Copy out the lines that include the word "attributable".

→ Data for this task
***

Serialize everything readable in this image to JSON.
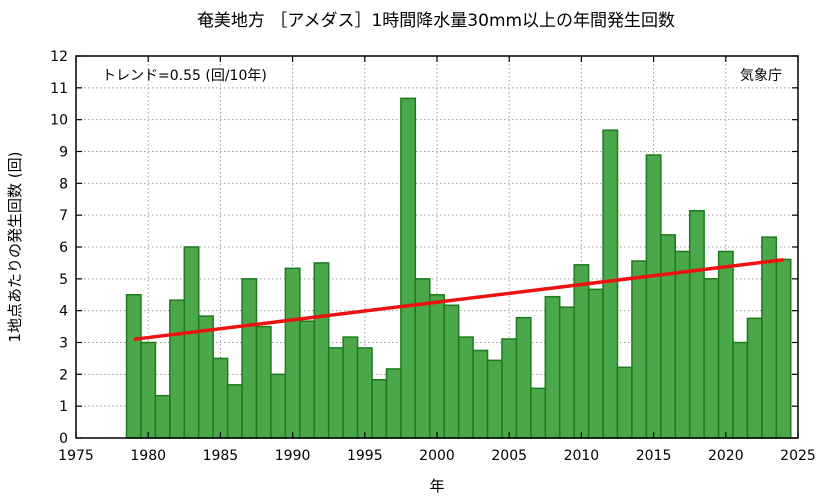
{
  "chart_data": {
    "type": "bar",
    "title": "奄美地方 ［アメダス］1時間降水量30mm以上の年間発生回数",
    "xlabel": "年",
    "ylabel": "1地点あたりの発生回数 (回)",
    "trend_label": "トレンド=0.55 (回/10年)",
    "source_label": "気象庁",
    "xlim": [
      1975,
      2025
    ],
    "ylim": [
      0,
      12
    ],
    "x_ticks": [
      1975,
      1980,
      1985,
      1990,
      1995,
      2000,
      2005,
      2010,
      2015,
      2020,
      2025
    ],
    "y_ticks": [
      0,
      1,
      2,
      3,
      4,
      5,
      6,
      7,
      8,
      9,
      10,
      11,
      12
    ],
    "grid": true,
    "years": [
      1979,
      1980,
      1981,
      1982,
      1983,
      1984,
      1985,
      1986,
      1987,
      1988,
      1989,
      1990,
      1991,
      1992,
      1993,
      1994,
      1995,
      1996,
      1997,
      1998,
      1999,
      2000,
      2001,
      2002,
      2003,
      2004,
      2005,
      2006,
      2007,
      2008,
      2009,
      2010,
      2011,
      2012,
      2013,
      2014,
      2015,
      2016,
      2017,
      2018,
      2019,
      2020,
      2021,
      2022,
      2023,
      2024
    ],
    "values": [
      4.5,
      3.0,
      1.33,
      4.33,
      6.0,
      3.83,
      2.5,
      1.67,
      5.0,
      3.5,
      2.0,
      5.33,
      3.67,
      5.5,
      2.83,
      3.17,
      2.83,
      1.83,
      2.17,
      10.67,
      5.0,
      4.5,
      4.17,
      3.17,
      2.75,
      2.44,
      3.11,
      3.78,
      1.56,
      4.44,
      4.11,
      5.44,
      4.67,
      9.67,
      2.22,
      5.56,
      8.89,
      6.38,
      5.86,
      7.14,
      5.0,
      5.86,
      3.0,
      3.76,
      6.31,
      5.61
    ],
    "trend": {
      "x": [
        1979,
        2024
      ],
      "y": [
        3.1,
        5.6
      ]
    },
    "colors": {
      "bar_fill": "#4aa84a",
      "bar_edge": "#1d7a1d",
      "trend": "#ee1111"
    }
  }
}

***

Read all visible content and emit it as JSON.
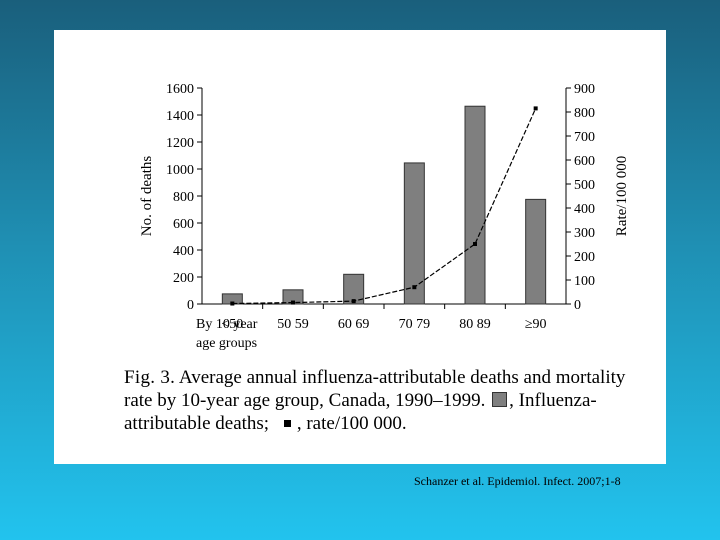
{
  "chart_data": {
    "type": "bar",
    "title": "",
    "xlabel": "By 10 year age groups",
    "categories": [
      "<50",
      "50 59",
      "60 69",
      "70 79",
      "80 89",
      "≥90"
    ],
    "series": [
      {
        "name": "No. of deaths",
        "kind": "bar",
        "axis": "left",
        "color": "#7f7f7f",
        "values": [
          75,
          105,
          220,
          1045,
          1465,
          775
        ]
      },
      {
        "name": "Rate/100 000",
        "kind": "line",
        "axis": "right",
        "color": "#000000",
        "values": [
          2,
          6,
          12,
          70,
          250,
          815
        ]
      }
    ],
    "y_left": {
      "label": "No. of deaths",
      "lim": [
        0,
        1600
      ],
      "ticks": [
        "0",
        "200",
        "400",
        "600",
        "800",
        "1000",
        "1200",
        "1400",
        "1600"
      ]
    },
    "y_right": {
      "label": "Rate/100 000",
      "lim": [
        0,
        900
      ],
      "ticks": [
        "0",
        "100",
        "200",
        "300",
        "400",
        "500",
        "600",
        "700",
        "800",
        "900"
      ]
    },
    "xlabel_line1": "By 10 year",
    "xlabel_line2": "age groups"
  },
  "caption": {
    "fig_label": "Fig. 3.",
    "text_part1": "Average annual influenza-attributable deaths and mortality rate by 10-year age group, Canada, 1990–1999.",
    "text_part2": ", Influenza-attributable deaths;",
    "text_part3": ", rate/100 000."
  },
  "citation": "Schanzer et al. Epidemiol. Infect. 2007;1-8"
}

***

→ The reply
    "text_part1": "Average annual influenza-attributable deaths and mortality rate by 10-year age group, Canada, 1990–1999.",
    "text_part2": ", Influenza-attributable deaths;",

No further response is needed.